::: RECORD SET

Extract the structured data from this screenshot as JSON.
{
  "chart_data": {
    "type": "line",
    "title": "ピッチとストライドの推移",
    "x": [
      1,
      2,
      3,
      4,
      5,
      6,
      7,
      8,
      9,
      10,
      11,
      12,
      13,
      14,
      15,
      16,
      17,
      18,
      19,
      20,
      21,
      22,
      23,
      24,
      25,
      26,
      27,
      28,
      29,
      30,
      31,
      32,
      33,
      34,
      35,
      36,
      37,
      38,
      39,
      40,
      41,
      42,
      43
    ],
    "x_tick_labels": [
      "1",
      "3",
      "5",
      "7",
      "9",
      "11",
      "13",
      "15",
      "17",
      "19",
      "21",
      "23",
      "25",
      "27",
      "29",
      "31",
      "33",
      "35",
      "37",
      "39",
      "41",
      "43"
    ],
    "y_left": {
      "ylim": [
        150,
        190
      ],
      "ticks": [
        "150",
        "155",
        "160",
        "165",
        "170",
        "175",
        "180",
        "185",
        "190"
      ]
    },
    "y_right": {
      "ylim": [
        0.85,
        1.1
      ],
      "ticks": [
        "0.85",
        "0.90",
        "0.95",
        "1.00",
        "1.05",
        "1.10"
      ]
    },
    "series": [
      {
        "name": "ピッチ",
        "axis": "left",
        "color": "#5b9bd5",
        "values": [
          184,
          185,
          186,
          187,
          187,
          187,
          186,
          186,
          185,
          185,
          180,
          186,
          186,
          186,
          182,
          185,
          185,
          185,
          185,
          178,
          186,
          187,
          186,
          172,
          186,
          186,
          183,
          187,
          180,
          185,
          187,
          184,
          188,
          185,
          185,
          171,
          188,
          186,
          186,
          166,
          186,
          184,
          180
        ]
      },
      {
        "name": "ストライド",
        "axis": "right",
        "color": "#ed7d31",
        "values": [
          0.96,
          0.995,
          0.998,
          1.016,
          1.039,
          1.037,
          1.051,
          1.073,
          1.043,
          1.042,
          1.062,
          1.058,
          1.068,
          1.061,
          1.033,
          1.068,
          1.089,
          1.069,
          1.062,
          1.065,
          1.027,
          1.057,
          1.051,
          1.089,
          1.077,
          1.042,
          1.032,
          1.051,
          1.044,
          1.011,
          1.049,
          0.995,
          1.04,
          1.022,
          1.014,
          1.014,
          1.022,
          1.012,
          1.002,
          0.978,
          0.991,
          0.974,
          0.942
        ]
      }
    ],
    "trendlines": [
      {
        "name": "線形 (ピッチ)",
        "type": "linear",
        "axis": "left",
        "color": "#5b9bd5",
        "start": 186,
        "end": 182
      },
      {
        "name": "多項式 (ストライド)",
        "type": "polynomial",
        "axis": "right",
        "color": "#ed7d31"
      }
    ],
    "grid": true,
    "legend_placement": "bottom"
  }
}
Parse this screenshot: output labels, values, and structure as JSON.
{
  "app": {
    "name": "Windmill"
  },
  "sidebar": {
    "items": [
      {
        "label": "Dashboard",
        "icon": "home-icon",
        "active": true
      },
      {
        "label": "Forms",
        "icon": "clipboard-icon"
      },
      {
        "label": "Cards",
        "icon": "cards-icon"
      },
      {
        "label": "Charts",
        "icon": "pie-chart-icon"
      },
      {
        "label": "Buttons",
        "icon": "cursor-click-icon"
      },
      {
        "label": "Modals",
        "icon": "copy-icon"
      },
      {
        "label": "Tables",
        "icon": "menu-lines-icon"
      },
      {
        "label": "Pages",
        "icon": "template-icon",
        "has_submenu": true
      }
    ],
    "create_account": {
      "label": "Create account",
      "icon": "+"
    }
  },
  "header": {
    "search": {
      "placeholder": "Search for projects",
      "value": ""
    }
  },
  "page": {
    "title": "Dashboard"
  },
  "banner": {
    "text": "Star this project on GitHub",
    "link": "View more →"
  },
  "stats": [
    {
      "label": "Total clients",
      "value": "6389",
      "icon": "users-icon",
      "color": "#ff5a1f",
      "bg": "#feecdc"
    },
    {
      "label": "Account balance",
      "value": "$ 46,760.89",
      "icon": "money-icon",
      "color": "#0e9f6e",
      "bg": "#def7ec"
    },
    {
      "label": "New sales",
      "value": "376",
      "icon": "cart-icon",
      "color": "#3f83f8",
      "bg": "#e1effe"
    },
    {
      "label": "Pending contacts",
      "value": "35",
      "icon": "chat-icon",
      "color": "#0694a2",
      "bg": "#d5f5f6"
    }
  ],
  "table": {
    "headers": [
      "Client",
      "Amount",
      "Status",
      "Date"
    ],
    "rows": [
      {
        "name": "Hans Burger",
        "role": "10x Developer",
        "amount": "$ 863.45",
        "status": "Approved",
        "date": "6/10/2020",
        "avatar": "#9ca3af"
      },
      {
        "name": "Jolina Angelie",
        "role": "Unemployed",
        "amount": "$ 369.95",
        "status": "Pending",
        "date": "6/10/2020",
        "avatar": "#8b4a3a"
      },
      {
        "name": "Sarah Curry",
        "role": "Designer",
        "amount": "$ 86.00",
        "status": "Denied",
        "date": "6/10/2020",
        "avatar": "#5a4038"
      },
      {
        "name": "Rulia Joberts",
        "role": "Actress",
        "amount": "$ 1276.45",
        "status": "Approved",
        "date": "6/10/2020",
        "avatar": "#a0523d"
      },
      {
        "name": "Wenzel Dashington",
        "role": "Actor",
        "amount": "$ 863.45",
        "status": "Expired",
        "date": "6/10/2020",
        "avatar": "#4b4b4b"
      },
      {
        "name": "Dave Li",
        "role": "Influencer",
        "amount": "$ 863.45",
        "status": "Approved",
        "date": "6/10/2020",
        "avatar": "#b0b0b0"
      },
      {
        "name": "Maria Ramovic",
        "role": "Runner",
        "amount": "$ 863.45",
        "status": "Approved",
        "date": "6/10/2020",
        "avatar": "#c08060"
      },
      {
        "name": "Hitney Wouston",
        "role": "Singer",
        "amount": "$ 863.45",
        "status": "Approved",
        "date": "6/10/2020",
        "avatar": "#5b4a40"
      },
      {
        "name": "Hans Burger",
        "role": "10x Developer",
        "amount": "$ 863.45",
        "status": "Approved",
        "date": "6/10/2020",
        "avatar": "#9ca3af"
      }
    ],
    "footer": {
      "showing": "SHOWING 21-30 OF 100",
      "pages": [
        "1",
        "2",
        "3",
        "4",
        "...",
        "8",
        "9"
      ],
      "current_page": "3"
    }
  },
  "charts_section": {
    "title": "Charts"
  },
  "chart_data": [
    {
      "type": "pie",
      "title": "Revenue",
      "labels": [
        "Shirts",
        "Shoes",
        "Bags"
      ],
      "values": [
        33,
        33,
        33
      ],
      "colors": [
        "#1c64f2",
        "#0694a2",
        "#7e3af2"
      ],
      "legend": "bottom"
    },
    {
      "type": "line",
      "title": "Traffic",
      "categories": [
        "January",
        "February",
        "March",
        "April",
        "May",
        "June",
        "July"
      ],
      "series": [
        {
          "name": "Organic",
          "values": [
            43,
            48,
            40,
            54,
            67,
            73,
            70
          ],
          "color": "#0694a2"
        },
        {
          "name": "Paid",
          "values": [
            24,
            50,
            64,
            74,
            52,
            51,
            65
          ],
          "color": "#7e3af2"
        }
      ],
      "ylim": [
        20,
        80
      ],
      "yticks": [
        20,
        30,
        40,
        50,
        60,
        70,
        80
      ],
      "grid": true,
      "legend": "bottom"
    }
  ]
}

::::::

| WRITTEN PROBLEM |
Scan the lines for the string "this". Copy out each line that matches.

| THE ANSWER |
Extract the structured data from this screenshot as JSON.
Parse this screenshot: output labels, values, and structure as JSON.
    "text": "Star this project on GitHub",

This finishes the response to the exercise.